-- start Provided material --
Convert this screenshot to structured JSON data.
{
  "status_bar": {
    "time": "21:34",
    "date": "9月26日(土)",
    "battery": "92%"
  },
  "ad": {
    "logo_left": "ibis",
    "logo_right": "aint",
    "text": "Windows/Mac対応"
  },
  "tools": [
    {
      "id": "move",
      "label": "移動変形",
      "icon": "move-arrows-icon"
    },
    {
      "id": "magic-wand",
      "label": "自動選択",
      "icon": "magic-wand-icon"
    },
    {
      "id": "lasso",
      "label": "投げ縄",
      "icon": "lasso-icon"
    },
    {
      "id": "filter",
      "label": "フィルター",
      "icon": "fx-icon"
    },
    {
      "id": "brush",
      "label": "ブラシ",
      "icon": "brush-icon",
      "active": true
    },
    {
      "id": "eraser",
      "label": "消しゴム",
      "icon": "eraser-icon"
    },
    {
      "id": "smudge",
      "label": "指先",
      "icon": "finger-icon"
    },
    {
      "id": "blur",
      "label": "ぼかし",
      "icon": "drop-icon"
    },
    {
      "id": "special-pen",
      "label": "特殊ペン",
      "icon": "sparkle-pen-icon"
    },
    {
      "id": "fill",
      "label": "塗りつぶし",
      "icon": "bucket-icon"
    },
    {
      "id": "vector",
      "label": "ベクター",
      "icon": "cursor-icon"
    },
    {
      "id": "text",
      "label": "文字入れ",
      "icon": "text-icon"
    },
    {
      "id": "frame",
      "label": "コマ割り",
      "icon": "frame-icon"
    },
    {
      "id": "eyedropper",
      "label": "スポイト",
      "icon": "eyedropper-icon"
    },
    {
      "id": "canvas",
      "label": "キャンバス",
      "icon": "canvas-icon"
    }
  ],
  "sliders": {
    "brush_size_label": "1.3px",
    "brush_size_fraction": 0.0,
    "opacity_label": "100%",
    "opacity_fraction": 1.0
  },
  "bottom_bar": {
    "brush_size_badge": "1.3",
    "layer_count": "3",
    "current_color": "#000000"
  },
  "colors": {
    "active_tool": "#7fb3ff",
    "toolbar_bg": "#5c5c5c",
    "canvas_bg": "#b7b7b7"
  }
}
-- end Provided material --
# Exercise
Retype all the records, matching them exactly.

# In response
Convert this screenshot to structured JSON data.
{
  "status_bar": {
    "time": "21:34",
    "date": "9月26日(土)",
    "battery": "92%"
  },
  "ad": {
    "logo_left": "ibis",
    "logo_right": "aint",
    "text": "Windows/Mac対応"
  },
  "tools": [
    {
      "id": "move",
      "label": "移動変形",
      "icon": "move-arrows-icon"
    },
    {
      "id": "magic-wand",
      "label": "自動選択",
      "icon": "magic-wand-icon"
    },
    {
      "id": "lasso",
      "label": "投げ縄",
      "icon": "lasso-icon"
    },
    {
      "id": "filter",
      "label": "フィルター",
      "icon": "fx-icon"
    },
    {
      "id": "brush",
      "label": "ブラシ",
      "icon": "brush-icon",
      "active": true
    },
    {
      "id": "eraser",
      "label": "消しゴム",
      "icon": "eraser-icon"
    },
    {
      "id": "smudge",
      "label": "指先",
      "icon": "finger-icon"
    },
    {
      "id": "blur",
      "label": "ぼかし",
      "icon": "drop-icon"
    },
    {
      "id": "special-pen",
      "label": "特殊ペン",
      "icon": "sparkle-pen-icon"
    },
    {
      "id": "fill",
      "label": "塗りつぶし",
      "icon": "bucket-icon"
    },
    {
      "id": "vector",
      "label": "ベクター",
      "icon": "cursor-icon"
    },
    {
      "id": "text",
      "label": "文字入れ",
      "icon": "text-icon"
    },
    {
      "id": "frame",
      "label": "コマ割り",
      "icon": "frame-icon"
    },
    {
      "id": "eyedropper",
      "label": "スポイト",
      "icon": "eyedropper-icon"
    },
    {
      "id": "canvas",
      "label": "キャンバス",
      "icon": "canvas-icon"
    }
  ],
  "sliders": {
    "brush_size_label": "1.3px",
    "brush_size_fraction": 0.0,
    "opacity_label": "100%",
    "opacity_fraction": 1.0
  },
  "bottom_bar": {
    "brush_size_badge": "1.3",
    "layer_count": "3",
    "current_color": "#000000"
  },
  "colors": {
    "active_tool": "#7fb3ff",
    "toolbar_bg": "#5c5c5c",
    "canvas_bg": "#b7b7b7"
  }
}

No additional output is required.